— start —

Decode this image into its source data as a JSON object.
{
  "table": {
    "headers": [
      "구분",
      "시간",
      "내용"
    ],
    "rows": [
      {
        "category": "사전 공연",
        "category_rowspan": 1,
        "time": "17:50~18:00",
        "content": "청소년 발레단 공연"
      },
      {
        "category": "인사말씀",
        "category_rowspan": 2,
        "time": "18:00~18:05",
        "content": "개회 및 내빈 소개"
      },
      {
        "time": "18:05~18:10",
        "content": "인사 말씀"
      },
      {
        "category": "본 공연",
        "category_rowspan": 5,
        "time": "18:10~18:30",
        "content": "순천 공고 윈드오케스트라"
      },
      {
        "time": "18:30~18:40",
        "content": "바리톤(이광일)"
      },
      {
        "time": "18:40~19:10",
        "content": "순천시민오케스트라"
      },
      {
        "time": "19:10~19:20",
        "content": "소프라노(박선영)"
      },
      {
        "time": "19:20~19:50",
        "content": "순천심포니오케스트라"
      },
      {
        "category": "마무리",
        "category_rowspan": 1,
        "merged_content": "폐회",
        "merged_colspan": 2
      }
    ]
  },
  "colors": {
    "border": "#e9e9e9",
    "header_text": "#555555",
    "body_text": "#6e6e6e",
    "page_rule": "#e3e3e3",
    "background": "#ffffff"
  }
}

— end —

[Exercise requirements]
Repeat the records above exactly, leaving none out.

[Final answer]
Decode this image into its source data as a JSON object.
{
  "table": {
    "headers": [
      "구분",
      "시간",
      "내용"
    ],
    "rows": [
      {
        "category": "사전 공연",
        "category_rowspan": 1,
        "time": "17:50~18:00",
        "content": "청소년 발레단 공연"
      },
      {
        "category": "인사말씀",
        "category_rowspan": 2,
        "time": "18:00~18:05",
        "content": "개회 및 내빈 소개"
      },
      {
        "time": "18:05~18:10",
        "content": "인사 말씀"
      },
      {
        "category": "본 공연",
        "category_rowspan": 5,
        "time": "18:10~18:30",
        "content": "순천 공고 윈드오케스트라"
      },
      {
        "time": "18:30~18:40",
        "content": "바리톤(이광일)"
      },
      {
        "time": "18:40~19:10",
        "content": "순천시민오케스트라"
      },
      {
        "time": "19:10~19:20",
        "content": "소프라노(박선영)"
      },
      {
        "time": "19:20~19:50",
        "content": "순천심포니오케스트라"
      },
      {
        "category": "마무리",
        "category_rowspan": 1,
        "merged_content": "폐회",
        "merged_colspan": 2
      }
    ]
  },
  "colors": {
    "border": "#e9e9e9",
    "header_text": "#555555",
    "body_text": "#6e6e6e",
    "page_rule": "#e3e3e3",
    "background": "#ffffff"
  }
}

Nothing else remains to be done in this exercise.